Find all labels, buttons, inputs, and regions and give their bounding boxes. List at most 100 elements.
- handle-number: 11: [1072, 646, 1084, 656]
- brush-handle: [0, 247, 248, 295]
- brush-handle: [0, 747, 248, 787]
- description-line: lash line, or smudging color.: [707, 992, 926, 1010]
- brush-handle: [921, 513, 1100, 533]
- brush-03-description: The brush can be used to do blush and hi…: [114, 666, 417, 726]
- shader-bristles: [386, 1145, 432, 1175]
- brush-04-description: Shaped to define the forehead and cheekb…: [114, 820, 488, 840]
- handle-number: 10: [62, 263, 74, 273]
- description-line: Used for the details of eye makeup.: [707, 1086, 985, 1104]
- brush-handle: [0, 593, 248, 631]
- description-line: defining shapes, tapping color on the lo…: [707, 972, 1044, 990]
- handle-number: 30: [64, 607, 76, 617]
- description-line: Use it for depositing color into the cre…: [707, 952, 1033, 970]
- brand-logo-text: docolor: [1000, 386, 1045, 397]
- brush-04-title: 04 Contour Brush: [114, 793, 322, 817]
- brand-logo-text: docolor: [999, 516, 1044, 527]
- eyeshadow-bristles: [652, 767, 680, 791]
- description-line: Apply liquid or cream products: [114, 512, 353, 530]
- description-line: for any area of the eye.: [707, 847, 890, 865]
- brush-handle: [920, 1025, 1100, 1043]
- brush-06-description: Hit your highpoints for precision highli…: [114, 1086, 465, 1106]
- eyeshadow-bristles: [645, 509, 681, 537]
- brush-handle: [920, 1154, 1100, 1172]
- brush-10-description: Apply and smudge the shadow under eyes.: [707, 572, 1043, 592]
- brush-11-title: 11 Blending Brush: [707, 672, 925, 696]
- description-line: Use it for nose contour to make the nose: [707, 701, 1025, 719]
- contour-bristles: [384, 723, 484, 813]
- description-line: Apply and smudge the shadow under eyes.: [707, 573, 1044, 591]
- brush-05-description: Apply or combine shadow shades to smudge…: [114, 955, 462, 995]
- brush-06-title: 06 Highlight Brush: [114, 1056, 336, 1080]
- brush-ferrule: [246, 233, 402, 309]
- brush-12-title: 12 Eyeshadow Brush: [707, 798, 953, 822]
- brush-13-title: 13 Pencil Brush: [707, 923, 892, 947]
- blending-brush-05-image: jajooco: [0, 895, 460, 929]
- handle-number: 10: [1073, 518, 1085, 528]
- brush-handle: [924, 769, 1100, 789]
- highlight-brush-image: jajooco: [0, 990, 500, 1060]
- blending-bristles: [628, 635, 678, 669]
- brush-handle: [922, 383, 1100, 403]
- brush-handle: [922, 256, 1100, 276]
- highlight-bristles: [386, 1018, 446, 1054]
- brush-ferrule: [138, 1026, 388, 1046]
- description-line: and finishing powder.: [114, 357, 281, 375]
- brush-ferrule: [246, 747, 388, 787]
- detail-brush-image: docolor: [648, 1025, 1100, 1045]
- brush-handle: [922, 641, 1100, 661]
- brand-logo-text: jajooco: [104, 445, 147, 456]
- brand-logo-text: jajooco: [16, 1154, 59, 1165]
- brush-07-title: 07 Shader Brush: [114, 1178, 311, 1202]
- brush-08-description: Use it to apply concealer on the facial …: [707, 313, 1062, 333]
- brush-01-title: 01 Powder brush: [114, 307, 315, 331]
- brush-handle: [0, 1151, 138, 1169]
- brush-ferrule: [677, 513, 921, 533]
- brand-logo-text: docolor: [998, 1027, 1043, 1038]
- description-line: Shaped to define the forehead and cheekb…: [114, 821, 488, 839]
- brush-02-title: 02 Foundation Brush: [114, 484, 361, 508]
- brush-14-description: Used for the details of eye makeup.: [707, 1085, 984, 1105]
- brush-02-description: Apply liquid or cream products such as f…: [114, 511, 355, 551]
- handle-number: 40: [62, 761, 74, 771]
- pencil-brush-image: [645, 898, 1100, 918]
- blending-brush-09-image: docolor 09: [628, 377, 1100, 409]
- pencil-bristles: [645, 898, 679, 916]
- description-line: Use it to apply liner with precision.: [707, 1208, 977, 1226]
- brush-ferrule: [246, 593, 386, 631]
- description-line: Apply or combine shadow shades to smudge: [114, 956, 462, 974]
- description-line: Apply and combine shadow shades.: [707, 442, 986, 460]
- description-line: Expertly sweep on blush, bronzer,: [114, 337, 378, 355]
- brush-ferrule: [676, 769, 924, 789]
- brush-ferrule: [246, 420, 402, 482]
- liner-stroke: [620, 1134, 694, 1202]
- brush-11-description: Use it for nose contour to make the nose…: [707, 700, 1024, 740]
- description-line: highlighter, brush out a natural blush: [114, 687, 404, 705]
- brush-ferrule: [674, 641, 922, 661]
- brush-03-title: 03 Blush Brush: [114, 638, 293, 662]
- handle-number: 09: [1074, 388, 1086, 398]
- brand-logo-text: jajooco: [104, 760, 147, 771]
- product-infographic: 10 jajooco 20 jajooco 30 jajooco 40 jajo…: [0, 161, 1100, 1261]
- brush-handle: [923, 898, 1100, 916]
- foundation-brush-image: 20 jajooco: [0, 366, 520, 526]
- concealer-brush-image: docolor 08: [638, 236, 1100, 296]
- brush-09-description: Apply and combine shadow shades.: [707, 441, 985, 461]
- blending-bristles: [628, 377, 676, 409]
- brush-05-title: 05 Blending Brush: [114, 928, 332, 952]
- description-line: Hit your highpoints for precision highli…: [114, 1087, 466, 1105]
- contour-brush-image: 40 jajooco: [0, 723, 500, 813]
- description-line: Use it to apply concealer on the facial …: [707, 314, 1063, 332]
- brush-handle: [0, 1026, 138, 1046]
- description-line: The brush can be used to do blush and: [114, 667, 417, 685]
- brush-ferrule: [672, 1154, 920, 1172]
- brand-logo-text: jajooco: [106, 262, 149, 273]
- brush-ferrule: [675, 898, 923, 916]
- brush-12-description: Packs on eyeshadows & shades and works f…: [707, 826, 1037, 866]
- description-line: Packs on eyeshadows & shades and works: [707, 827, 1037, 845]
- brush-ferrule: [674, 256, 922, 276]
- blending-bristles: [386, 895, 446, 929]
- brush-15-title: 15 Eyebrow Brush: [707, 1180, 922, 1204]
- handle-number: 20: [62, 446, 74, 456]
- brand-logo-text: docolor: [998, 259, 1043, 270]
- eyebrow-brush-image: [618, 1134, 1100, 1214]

---

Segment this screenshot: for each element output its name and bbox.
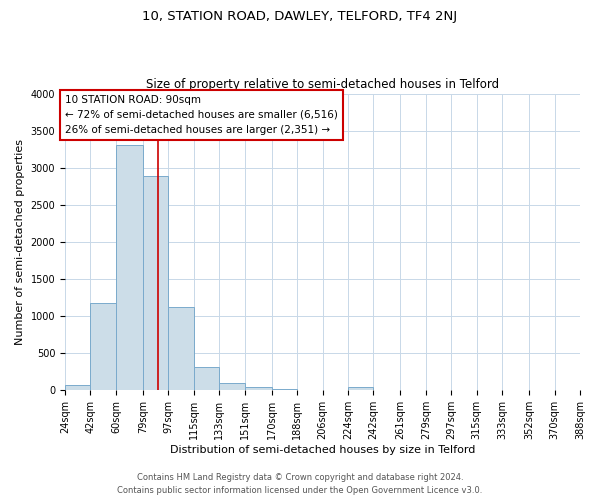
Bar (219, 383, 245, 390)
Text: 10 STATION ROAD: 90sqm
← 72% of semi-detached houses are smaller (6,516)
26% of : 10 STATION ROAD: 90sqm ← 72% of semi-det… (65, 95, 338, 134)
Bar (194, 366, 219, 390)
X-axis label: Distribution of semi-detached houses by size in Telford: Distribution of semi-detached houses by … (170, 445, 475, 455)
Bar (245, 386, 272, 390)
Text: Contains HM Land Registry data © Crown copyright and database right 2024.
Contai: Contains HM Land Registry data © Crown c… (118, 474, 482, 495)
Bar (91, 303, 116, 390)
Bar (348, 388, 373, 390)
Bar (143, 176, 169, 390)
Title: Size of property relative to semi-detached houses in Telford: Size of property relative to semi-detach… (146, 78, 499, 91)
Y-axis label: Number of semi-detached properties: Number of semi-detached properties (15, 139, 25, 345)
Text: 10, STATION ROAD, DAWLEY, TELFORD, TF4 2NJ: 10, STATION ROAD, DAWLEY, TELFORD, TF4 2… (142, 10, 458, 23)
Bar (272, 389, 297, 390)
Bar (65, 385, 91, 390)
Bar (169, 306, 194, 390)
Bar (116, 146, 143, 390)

---

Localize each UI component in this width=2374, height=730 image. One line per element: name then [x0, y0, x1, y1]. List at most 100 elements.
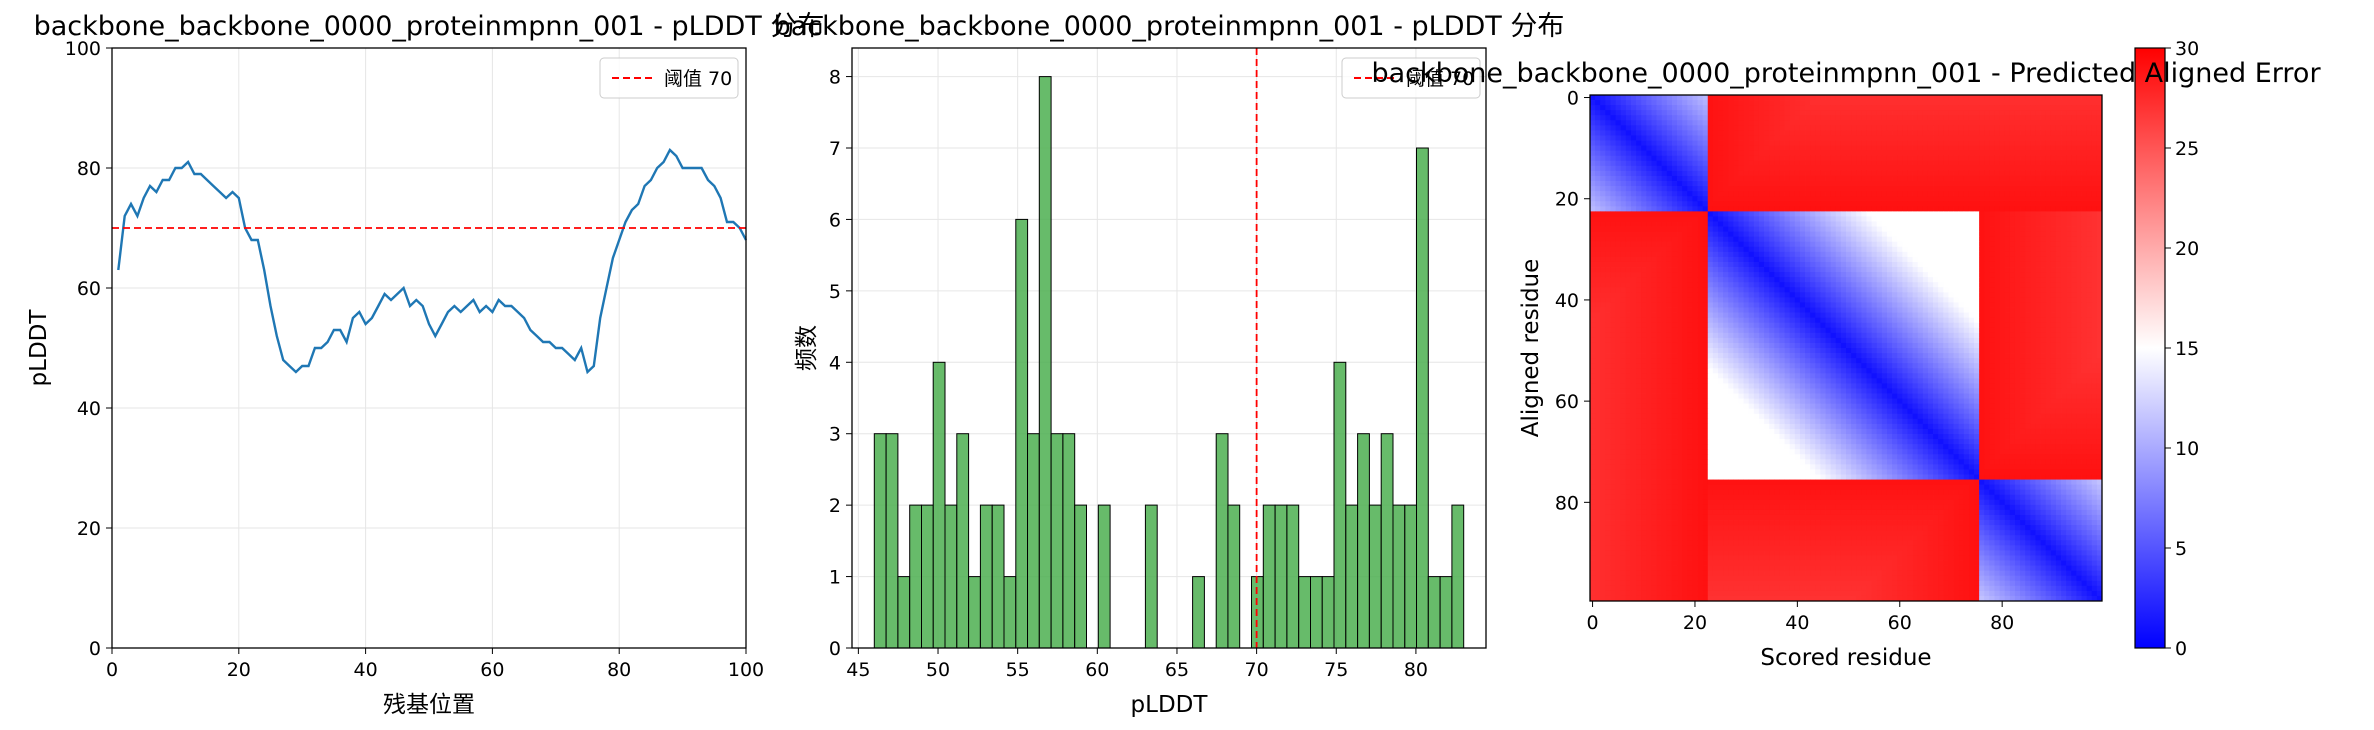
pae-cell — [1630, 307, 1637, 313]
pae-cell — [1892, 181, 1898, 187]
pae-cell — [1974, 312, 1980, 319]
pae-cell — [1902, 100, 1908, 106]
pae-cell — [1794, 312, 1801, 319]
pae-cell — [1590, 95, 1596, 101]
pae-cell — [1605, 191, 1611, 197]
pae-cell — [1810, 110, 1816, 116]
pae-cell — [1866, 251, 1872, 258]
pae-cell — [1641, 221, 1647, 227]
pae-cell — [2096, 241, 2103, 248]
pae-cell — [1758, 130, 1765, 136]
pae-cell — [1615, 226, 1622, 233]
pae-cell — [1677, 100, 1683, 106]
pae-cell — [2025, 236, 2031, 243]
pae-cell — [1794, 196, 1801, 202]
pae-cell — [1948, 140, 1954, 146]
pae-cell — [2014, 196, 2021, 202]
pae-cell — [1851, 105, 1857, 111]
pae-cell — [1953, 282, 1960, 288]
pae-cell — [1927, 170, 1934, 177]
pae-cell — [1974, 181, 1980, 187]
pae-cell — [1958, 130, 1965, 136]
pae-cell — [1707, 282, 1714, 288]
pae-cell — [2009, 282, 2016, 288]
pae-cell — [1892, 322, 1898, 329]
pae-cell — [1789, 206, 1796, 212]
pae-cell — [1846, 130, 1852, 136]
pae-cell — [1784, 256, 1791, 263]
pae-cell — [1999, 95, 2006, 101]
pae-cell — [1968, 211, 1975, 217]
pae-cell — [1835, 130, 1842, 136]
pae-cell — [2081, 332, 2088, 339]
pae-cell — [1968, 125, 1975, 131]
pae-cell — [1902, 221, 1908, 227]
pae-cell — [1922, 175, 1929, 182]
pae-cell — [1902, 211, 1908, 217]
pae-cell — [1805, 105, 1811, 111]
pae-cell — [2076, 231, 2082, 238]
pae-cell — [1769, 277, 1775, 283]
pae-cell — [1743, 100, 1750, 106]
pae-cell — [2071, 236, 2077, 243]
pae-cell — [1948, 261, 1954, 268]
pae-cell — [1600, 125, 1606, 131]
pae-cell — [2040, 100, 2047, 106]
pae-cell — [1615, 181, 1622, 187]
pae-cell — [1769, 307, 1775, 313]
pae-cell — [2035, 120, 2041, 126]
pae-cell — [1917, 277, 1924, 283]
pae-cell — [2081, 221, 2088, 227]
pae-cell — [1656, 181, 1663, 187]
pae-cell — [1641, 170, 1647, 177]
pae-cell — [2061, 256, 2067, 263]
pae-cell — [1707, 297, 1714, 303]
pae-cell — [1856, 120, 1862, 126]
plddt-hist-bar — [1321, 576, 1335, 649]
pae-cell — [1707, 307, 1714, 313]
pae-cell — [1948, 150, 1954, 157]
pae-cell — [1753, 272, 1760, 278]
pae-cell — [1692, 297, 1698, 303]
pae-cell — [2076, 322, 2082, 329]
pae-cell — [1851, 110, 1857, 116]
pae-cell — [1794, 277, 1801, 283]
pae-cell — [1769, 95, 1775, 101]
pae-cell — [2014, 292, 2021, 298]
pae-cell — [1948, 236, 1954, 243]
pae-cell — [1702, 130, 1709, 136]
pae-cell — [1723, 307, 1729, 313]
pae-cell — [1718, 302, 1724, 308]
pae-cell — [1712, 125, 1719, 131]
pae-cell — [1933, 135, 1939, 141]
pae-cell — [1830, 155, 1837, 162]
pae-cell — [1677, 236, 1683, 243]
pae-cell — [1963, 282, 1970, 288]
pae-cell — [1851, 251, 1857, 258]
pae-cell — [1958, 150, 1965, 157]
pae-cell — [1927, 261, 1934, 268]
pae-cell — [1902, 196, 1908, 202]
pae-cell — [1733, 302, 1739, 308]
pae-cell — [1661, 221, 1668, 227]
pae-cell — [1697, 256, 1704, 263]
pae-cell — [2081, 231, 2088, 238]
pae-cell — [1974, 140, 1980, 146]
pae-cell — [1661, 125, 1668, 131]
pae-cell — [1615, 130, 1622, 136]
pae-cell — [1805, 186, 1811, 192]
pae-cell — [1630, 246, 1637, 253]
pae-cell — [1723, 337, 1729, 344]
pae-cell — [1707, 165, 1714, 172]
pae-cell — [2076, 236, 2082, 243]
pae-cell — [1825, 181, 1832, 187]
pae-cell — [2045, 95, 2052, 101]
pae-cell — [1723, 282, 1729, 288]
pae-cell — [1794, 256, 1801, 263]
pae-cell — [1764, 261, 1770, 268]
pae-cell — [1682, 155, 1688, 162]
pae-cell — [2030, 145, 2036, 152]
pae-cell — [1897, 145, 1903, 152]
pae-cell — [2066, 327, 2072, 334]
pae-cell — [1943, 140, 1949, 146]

* TASK *
Copy the lines verbatim, beginning with the line that contains "pae-cell — [1630, 307, 1637, 313]" and continuing through the line that contains "pae-cell — [1810, 110, 1816, 116]", with both of those lines included.

* TASK RESULT *
pae-cell — [1630, 307, 1637, 313]
pae-cell — [1892, 181, 1898, 187]
pae-cell — [1974, 312, 1980, 319]
pae-cell — [1902, 100, 1908, 106]
pae-cell — [1794, 312, 1801, 319]
pae-cell — [1590, 95, 1596, 101]
pae-cell — [1605, 191, 1611, 197]
pae-cell — [1810, 110, 1816, 116]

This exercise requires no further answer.